_TASK PROMPT_
Nothing in the records may be left out or altered; reproduce them all exactly.

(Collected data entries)
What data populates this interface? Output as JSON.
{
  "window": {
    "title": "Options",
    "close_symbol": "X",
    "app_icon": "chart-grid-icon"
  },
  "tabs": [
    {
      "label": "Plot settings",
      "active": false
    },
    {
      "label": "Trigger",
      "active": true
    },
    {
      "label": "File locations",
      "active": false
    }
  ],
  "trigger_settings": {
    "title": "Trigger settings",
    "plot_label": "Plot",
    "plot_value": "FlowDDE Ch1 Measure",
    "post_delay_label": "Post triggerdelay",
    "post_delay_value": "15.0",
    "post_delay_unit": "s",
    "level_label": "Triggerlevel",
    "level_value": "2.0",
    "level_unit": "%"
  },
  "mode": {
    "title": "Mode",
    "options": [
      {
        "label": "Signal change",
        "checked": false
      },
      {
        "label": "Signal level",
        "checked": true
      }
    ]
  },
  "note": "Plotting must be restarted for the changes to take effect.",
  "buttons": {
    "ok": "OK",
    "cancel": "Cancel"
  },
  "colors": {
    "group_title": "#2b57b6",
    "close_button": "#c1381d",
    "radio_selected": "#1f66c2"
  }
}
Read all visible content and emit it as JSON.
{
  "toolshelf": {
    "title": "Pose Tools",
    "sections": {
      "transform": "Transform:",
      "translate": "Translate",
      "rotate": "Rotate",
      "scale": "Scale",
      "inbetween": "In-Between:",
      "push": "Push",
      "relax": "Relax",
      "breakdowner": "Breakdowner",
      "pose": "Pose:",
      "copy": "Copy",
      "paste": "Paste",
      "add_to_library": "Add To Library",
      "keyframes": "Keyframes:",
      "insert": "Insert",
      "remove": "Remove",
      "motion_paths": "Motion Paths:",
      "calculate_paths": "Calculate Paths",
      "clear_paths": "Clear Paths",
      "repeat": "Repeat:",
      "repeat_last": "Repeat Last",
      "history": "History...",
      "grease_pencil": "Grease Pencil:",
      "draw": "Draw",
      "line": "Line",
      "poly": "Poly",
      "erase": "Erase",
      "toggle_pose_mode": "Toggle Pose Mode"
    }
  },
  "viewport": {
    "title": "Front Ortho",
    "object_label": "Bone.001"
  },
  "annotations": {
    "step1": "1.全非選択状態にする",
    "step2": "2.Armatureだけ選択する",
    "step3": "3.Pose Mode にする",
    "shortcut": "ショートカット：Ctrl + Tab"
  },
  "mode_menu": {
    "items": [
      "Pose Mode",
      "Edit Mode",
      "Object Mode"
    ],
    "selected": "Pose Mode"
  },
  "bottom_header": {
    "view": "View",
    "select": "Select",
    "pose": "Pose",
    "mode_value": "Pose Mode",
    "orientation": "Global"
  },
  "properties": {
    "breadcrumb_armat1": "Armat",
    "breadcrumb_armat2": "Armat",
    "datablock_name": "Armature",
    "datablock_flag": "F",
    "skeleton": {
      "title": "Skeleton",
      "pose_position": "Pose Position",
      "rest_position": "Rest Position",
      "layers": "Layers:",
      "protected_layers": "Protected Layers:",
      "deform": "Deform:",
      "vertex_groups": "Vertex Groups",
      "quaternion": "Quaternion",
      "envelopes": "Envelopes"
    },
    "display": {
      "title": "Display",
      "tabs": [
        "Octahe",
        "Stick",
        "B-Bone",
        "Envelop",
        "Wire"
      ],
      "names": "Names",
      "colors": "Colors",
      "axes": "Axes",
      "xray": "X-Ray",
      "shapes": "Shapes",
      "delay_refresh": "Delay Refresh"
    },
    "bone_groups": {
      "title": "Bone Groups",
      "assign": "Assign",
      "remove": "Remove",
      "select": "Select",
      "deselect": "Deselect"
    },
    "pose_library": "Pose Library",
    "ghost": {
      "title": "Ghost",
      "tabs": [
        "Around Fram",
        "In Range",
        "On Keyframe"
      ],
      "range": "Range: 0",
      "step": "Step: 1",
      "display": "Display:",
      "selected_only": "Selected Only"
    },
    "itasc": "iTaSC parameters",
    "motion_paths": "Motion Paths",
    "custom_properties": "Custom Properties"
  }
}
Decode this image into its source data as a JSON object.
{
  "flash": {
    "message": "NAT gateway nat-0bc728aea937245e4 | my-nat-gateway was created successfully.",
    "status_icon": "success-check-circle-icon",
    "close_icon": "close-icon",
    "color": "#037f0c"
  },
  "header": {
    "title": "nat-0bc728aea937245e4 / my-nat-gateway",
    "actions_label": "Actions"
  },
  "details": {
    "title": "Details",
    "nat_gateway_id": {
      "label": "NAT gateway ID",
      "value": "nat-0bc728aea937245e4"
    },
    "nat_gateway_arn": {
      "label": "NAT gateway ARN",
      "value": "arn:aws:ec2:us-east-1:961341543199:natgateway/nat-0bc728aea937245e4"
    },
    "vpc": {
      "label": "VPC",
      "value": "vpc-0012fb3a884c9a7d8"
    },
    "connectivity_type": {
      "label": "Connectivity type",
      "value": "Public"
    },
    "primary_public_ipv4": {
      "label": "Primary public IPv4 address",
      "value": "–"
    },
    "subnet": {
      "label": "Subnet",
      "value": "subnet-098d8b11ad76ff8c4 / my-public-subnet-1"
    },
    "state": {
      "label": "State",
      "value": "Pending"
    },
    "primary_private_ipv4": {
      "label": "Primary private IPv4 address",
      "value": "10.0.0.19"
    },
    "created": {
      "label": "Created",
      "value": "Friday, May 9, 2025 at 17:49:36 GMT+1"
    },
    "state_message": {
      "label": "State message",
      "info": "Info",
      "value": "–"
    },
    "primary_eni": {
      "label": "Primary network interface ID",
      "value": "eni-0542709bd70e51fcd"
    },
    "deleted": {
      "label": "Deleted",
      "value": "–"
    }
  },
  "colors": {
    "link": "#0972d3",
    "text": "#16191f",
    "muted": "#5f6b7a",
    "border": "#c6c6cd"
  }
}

_COMPLETE OUTPUT_
What data populates this interface? Output as JSON.
{
  "window": {
    "title": "Options",
    "close_symbol": "X",
    "app_icon": "chart-grid-icon"
  },
  "tabs": [
    {
      "label": "Plot settings",
      "active": false
    },
    {
      "label": "Trigger",
      "active": true
    },
    {
      "label": "File locations",
      "active": false
    }
  ],
  "trigger_settings": {
    "title": "Trigger settings",
    "plot_label": "Plot",
    "plot_value": "FlowDDE Ch1 Measure",
    "post_delay_label": "Post triggerdelay",
    "post_delay_value": "15.0",
    "post_delay_unit": "s",
    "level_label": "Triggerlevel",
    "level_value": "2.0",
    "level_unit": "%"
  },
  "mode": {
    "title": "Mode",
    "options": [
      {
        "label": "Signal change",
        "checked": false
      },
      {
        "label": "Signal level",
        "checked": true
      }
    ]
  },
  "note": "Plotting must be restarted for the changes to take effect.",
  "buttons": {
    "ok": "OK",
    "cancel": "Cancel"
  },
  "colors": {
    "group_title": "#2b57b6",
    "close_button": "#c1381d",
    "radio_selected": "#1f66c2"
  }
}
Read all visible content and emit it as JSON.
{
  "toolshelf": {
    "title": "Pose Tools",
    "sections": {
      "transform": "Transform:",
      "translate": "Translate",
      "rotate": "Rotate",
      "scale": "Scale",
      "inbetween": "In-Between:",
      "push": "Push",
      "relax": "Relax",
      "breakdowner": "Breakdowner",
      "pose": "Pose:",
      "copy": "Copy",
      "paste": "Paste",
      "add_to_library": "Add To Library",
      "keyframes": "Keyframes:",
      "insert": "Insert",
      "remove": "Remove",
      "motion_paths": "Motion Paths:",
      "calculate_paths": "Calculate Paths",
      "clear_paths": "Clear Paths",
      "repeat": "Repeat:",
      "repeat_last": "Repeat Last",
      "history": "History...",
      "grease_pencil": "Grease Pencil:",
      "draw": "Draw",
      "line": "Line",
      "poly": "Poly",
      "erase": "Erase",
      "toggle_pose_mode": "Toggle Pose Mode"
    }
  },
  "viewport": {
    "title": "Front Ortho",
    "object_label": "Bone.001"
  },
  "annotations": {
    "step1": "1.全非選択状態にする",
    "step2": "2.Armatureだけ選択する",
    "step3": "3.Pose Mode にする",
    "shortcut": "ショートカット：Ctrl + Tab"
  },
  "mode_menu": {
    "items": [
      "Pose Mode",
      "Edit Mode",
      "Object Mode"
    ],
    "selected": "Pose Mode"
  },
  "bottom_header": {
    "view": "View",
    "select": "Select",
    "pose": "Pose",
    "mode_value": "Pose Mode",
    "orientation": "Global"
  },
  "properties": {
    "breadcrumb_armat1": "Armat",
    "breadcrumb_armat2": "Armat",
    "datablock_name": "Armature",
    "datablock_flag": "F",
    "skeleton": {
      "title": "Skeleton",
      "pose_position": "Pose Position",
      "rest_position": "Rest Position",
      "layers": "Layers:",
      "protected_layers": "Protected Layers:",
      "deform": "Deform:",
      "vertex_groups": "Vertex Groups",
      "quaternion": "Quaternion",
      "envelopes": "Envelopes"
    },
    "display": {
      "title": "Display",
      "tabs": [
        "Octahe",
        "Stick",
        "B-Bone",
        "Envelop",
        "Wire"
      ],
      "names": "Names",
      "colors": "Colors",
      "axes": "Axes",
      "xray": "X-Ray",
      "shapes": "Shapes",
      "delay_refresh": "Delay Refresh"
    },
    "bone_groups": {
      "title": "Bone Groups",
      "assign": "Assign",
      "remove": "Remove",
      "select": "Select",
      "deselect": "Deselect"
    },
    "pose_library": "Pose Library",
    "ghost": {
      "title": "Ghost",
      "tabs": [
        "Around Fram",
        "In Range",
        "On Keyframe"
      ],
      "range": "Range: 0",
      "step": "Step: 1",
      "display": "Display:",
      "selected_only": "Selected Only"
    },
    "itasc": "iTaSC parameters",
    "motion_paths": "Motion Paths",
    "custom_properties": "Custom Properties"
  }
}
Decode this image into its source data as a JSON object.
{
  "flash": {
    "message": "NAT gateway nat-0bc728aea937245e4 | my-nat-gateway was created successfully.",
    "status_icon": "success-check-circle-icon",
    "close_icon": "close-icon",
    "color": "#037f0c"
  },
  "header": {
    "title": "nat-0bc728aea937245e4 / my-nat-gateway",
    "actions_label": "Actions"
  },
  "details": {
    "title": "Details",
    "nat_gateway_id": {
      "label": "NAT gateway ID",
      "value": "nat-0bc728aea937245e4"
    },
    "nat_gateway_arn": {
      "label": "NAT gateway ARN",
      "value": "arn:aws:ec2:us-east-1:961341543199:natgateway/nat-0bc728aea937245e4"
    },
    "vpc": {
      "label": "VPC",
      "value": "vpc-0012fb3a884c9a7d8"
    },
    "connectivity_type": {
      "label": "Connectivity type",
      "value": "Public"
    },
    "primary_public_ipv4": {
      "label": "Primary public IPv4 address",
      "value": "–"
    },
    "subnet": {
      "label": "Subnet",
      "value": "subnet-098d8b11ad76ff8c4 / my-public-subnet-1"
    },
    "state": {
      "label": "State",
      "value": "Pending"
    },
    "primary_private_ipv4": {
      "label": "Primary private IPv4 address",
      "value": "10.0.0.19"
    },
    "created": {
      "label": "Created",
      "value": "Friday, May 9, 2025 at 17:49:36 GMT+1"
    },
    "state_message": {
      "label": "State message",
      "info": "Info",
      "value": "–"
    },
    "primary_eni": {
      "label": "Primary network interface ID",
      "value": "eni-0542709bd70e51fcd"
    },
    "deleted": {
      "label": "Deleted",
      "value": "–"
    }
  },
  "colors": {
    "link": "#0972d3",
    "text": "#16191f",
    "muted": "#5f6b7a",
    "border": "#c6c6cd"
  }
}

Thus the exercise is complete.